[Dataset listings of figures]
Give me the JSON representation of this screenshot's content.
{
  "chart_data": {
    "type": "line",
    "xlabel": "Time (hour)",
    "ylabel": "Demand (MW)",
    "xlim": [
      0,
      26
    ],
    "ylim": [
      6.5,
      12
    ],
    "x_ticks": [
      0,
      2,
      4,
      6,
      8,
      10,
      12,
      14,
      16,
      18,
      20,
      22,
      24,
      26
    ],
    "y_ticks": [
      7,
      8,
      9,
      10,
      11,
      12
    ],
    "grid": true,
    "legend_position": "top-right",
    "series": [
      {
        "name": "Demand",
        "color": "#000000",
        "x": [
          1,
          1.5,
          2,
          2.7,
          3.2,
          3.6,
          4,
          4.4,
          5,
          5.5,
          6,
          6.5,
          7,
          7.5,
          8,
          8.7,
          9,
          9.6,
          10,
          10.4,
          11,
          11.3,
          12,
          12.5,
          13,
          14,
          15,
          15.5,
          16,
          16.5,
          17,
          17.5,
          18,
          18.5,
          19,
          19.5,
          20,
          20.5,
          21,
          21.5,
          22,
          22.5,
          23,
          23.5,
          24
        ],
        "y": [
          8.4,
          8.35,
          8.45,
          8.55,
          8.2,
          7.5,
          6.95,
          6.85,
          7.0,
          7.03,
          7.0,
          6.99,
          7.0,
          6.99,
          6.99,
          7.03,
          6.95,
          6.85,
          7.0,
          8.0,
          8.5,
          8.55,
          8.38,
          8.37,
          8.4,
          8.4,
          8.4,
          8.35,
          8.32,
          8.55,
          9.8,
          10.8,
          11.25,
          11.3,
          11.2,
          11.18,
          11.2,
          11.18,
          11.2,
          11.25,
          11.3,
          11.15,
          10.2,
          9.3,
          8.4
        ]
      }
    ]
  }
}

[Problem description]: All of the entries above need to be reproduced exactly.

[Answer to the exercise]:
Give me the JSON representation of this screenshot's content.
{
  "chart_data": {
    "type": "line",
    "xlabel": "Time (hour)",
    "ylabel": "Demand (MW)",
    "xlim": [
      0,
      26
    ],
    "ylim": [
      6.5,
      12
    ],
    "x_ticks": [
      0,
      2,
      4,
      6,
      8,
      10,
      12,
      14,
      16,
      18,
      20,
      22,
      24,
      26
    ],
    "y_ticks": [
      7,
      8,
      9,
      10,
      11,
      12
    ],
    "grid": true,
    "legend_position": "top-right",
    "series": [
      {
        "name": "Demand",
        "color": "#000000",
        "x": [
          1,
          1.5,
          2,
          2.7,
          3.2,
          3.6,
          4,
          4.4,
          5,
          5.5,
          6,
          6.5,
          7,
          7.5,
          8,
          8.7,
          9,
          9.6,
          10,
          10.4,
          11,
          11.3,
          12,
          12.5,
          13,
          14,
          15,
          15.5,
          16,
          16.5,
          17,
          17.5,
          18,
          18.5,
          19,
          19.5,
          20,
          20.5,
          21,
          21.5,
          22,
          22.5,
          23,
          23.5,
          24
        ],
        "y": [
          8.4,
          8.35,
          8.45,
          8.55,
          8.2,
          7.5,
          6.95,
          6.85,
          7.0,
          7.03,
          7.0,
          6.99,
          7.0,
          6.99,
          6.99,
          7.03,
          6.95,
          6.85,
          7.0,
          8.0,
          8.5,
          8.55,
          8.38,
          8.37,
          8.4,
          8.4,
          8.4,
          8.35,
          8.32,
          8.55,
          9.8,
          10.8,
          11.25,
          11.3,
          11.2,
          11.18,
          11.2,
          11.18,
          11.2,
          11.25,
          11.3,
          11.15,
          10.2,
          9.3,
          8.4
        ]
      }
    ]
  }
}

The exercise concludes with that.